_SHORT TASK_
Set down each line of the data below exactly as it stands, dropping the pictures.

Collected data entries:
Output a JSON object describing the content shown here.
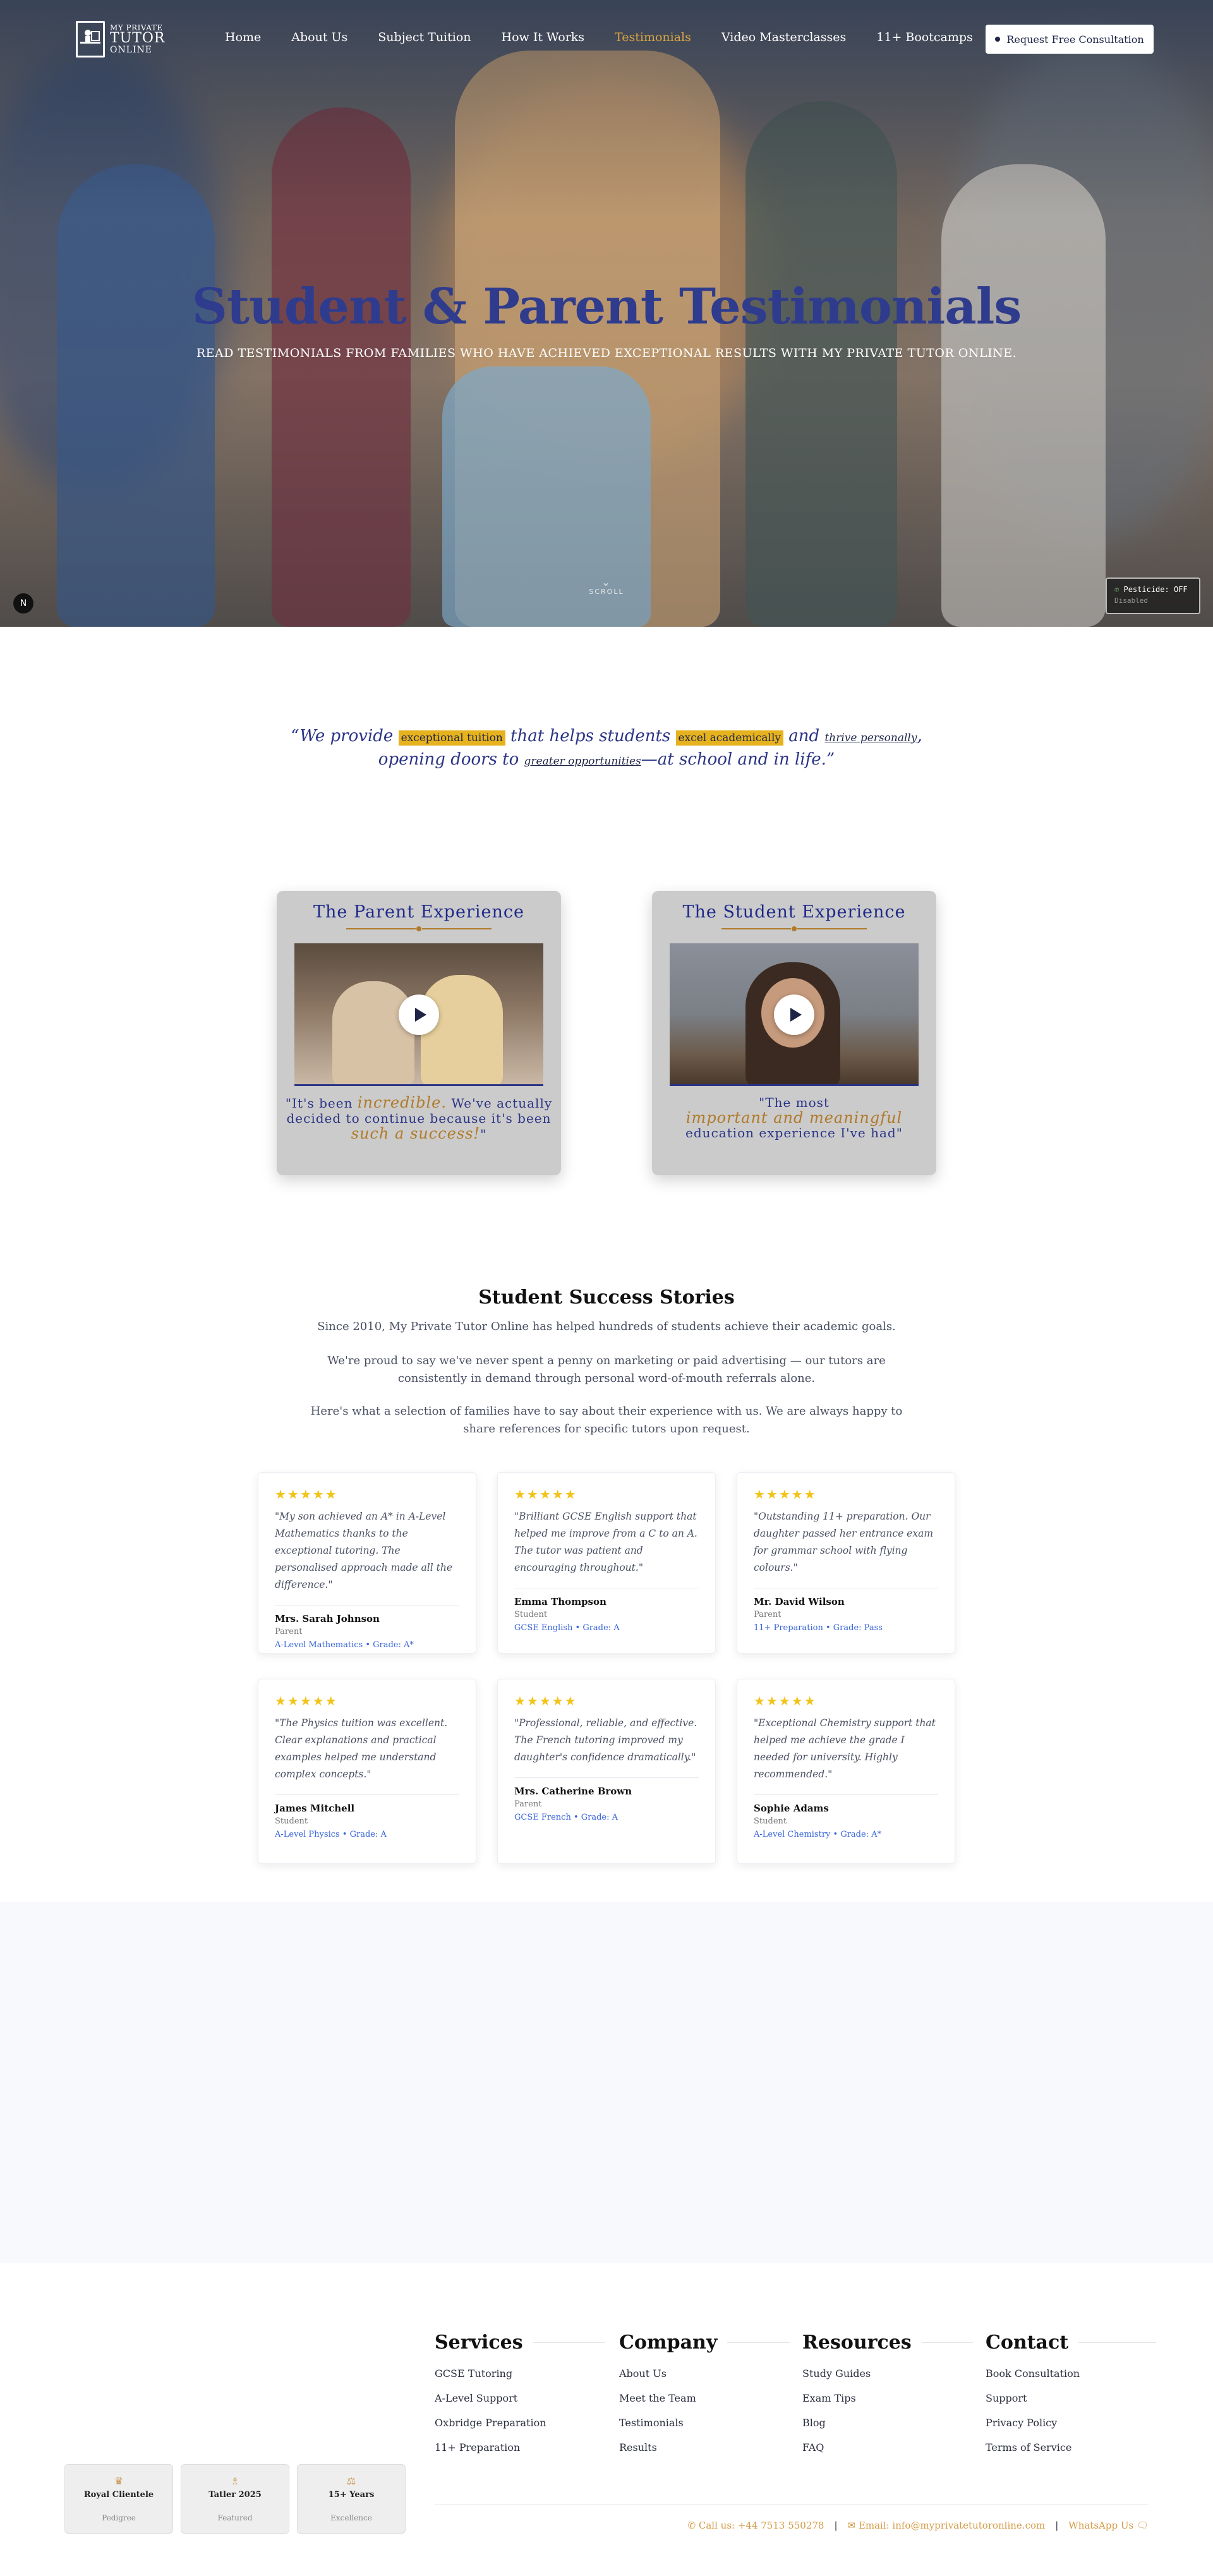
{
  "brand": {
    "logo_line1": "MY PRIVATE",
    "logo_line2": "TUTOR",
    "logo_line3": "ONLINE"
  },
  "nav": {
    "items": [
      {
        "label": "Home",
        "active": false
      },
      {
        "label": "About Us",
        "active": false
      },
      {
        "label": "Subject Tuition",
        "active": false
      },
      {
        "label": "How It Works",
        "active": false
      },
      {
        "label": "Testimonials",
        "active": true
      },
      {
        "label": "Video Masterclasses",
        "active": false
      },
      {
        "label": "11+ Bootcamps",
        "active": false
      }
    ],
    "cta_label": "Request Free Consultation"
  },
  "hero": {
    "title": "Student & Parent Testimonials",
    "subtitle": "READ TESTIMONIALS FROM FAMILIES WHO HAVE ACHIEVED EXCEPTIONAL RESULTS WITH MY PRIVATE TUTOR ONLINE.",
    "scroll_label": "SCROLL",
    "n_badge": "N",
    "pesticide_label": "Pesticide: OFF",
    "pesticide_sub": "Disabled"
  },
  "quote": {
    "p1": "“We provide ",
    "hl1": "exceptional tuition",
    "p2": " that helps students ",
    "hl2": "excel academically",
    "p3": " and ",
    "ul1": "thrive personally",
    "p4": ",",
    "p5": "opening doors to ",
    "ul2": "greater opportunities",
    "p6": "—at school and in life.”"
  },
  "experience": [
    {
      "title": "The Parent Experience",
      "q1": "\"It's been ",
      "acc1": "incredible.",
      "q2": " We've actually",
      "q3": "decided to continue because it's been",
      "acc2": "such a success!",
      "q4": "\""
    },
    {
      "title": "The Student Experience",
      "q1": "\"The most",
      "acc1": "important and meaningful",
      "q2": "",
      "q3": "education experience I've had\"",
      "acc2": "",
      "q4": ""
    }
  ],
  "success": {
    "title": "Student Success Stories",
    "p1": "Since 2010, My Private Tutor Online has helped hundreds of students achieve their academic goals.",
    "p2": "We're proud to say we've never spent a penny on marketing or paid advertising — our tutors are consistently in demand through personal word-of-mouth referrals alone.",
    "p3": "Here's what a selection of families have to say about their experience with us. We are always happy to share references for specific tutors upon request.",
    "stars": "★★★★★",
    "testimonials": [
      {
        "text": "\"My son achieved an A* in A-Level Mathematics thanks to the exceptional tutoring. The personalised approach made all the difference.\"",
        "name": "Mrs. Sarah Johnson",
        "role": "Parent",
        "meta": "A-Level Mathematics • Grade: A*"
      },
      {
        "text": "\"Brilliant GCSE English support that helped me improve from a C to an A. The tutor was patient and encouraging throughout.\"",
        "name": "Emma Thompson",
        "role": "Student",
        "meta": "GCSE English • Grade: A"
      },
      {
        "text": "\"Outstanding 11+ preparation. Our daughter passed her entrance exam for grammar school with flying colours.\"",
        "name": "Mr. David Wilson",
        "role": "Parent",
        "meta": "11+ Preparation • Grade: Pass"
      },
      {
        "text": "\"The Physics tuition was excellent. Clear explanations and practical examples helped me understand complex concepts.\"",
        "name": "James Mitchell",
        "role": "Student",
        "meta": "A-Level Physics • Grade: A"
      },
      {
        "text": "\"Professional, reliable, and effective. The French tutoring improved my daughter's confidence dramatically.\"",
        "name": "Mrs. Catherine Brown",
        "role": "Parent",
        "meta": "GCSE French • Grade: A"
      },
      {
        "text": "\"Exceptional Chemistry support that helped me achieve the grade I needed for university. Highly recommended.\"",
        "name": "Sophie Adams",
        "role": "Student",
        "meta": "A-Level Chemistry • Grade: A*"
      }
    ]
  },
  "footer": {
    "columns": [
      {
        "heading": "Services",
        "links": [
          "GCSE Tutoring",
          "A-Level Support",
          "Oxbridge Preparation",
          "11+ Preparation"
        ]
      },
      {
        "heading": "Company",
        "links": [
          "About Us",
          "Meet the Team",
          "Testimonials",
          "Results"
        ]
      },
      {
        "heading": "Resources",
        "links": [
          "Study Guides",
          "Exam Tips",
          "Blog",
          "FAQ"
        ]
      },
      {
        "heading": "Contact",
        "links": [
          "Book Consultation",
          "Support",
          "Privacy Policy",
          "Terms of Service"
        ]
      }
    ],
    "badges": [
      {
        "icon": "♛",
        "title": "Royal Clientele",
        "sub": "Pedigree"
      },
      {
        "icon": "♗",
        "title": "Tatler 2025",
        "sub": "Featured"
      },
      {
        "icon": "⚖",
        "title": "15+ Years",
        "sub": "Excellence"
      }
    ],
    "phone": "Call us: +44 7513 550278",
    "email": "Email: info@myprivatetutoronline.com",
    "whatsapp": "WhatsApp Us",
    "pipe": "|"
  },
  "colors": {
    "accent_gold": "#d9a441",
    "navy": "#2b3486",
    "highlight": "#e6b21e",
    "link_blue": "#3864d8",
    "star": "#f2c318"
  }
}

_TASK RESULT_
Output a JSON object describing the content shown here.
{
  "brand": {
    "logo_line1": "MY PRIVATE",
    "logo_line2": "TUTOR",
    "logo_line3": "ONLINE"
  },
  "nav": {
    "items": [
      {
        "label": "Home",
        "active": false
      },
      {
        "label": "About Us",
        "active": false
      },
      {
        "label": "Subject Tuition",
        "active": false
      },
      {
        "label": "How It Works",
        "active": false
      },
      {
        "label": "Testimonials",
        "active": true
      },
      {
        "label": "Video Masterclasses",
        "active": false
      },
      {
        "label": "11+ Bootcamps",
        "active": false
      }
    ],
    "cta_label": "Request Free Consultation"
  },
  "hero": {
    "title": "Student & Parent Testimonials",
    "subtitle": "READ TESTIMONIALS FROM FAMILIES WHO HAVE ACHIEVED EXCEPTIONAL RESULTS WITH MY PRIVATE TUTOR ONLINE.",
    "scroll_label": "SCROLL",
    "n_badge": "N",
    "pesticide_label": "Pesticide: OFF",
    "pesticide_sub": "Disabled"
  },
  "quote": {
    "p1": "“We provide ",
    "hl1": "exceptional tuition",
    "p2": " that helps students ",
    "hl2": "excel academically",
    "p3": " and ",
    "ul1": "thrive personally",
    "p4": ",",
    "p5": "opening doors to ",
    "ul2": "greater opportunities",
    "p6": "—at school and in life.”"
  },
  "experience": [
    {
      "title": "The Parent Experience",
      "q1": "\"It's been ",
      "acc1": "incredible.",
      "q2": " We've actually",
      "q3": "decided to continue because it's been",
      "acc2": "such a success!",
      "q4": "\""
    },
    {
      "title": "The Student Experience",
      "q1": "\"The most",
      "acc1": "important and meaningful",
      "q2": "",
      "q3": "education experience I've had\"",
      "acc2": "",
      "q4": ""
    }
  ],
  "success": {
    "title": "Student Success Stories",
    "p1": "Since 2010, My Private Tutor Online has helped hundreds of students achieve their academic goals.",
    "p2": "We're proud to say we've never spent a penny on marketing or paid advertising — our tutors are consistently in demand through personal word-of-mouth referrals alone.",
    "p3": "Here's what a selection of families have to say about their experience with us. We are always happy to share references for specific tutors upon request.",
    "stars": "★★★★★",
    "testimonials": [
      {
        "text": "\"My son achieved an A* in A-Level Mathematics thanks to the exceptional tutoring. The personalised approach made all the difference.\"",
        "name": "Mrs. Sarah Johnson",
        "role": "Parent",
        "meta": "A-Level Mathematics • Grade: A*"
      },
      {
        "text": "\"Brilliant GCSE English support that helped me improve from a C to an A. The tutor was patient and encouraging throughout.\"",
        "name": "Emma Thompson",
        "role": "Student",
        "meta": "GCSE English • Grade: A"
      },
      {
        "text": "\"Outstanding 11+ preparation. Our daughter passed her entrance exam for grammar school with flying colours.\"",
        "name": "Mr. David Wilson",
        "role": "Parent",
        "meta": "11+ Preparation • Grade: Pass"
      },
      {
        "text": "\"The Physics tuition was excellent. Clear explanations and practical examples helped me understand complex concepts.\"",
        "name": "James Mitchell",
        "role": "Student",
        "meta": "A-Level Physics • Grade: A"
      },
      {
        "text": "\"Professional, reliable, and effective. The French tutoring improved my daughter's confidence dramatically.\"",
        "name": "Mrs. Catherine Brown",
        "role": "Parent",
        "meta": "GCSE French • Grade: A"
      },
      {
        "text": "\"Exceptional Chemistry support that helped me achieve the grade I needed for university. Highly recommended.\"",
        "name": "Sophie Adams",
        "role": "Student",
        "meta": "A-Level Chemistry • Grade: A*"
      }
    ]
  },
  "footer": {
    "columns": [
      {
        "heading": "Services",
        "links": [
          "GCSE Tutoring",
          "A-Level Support",
          "Oxbridge Preparation",
          "11+ Preparation"
        ]
      },
      {
        "heading": "Company",
        "links": [
          "About Us",
          "Meet the Team",
          "Testimonials",
          "Results"
        ]
      },
      {
        "heading": "Resources",
        "links": [
          "Study Guides",
          "Exam Tips",
          "Blog",
          "FAQ"
        ]
      },
      {
        "heading": "Contact",
        "links": [
          "Book Consultation",
          "Support",
          "Privacy Policy",
          "Terms of Service"
        ]
      }
    ],
    "badges": [
      {
        "icon": "♛",
        "title": "Royal Clientele",
        "sub": "Pedigree"
      },
      {
        "icon": "♗",
        "title": "Tatler 2025",
        "sub": "Featured"
      },
      {
        "icon": "⚖",
        "title": "15+ Years",
        "sub": "Excellence"
      }
    ],
    "phone": "Call us: +44 7513 550278",
    "email": "Email: info@myprivatetutoronline.com",
    "whatsapp": "WhatsApp Us",
    "pipe": "|"
  },
  "colors": {
    "accent_gold": "#d9a441",
    "navy": "#2b3486",
    "highlight": "#e6b21e",
    "link_blue": "#3864d8",
    "star": "#f2c318"
  }
}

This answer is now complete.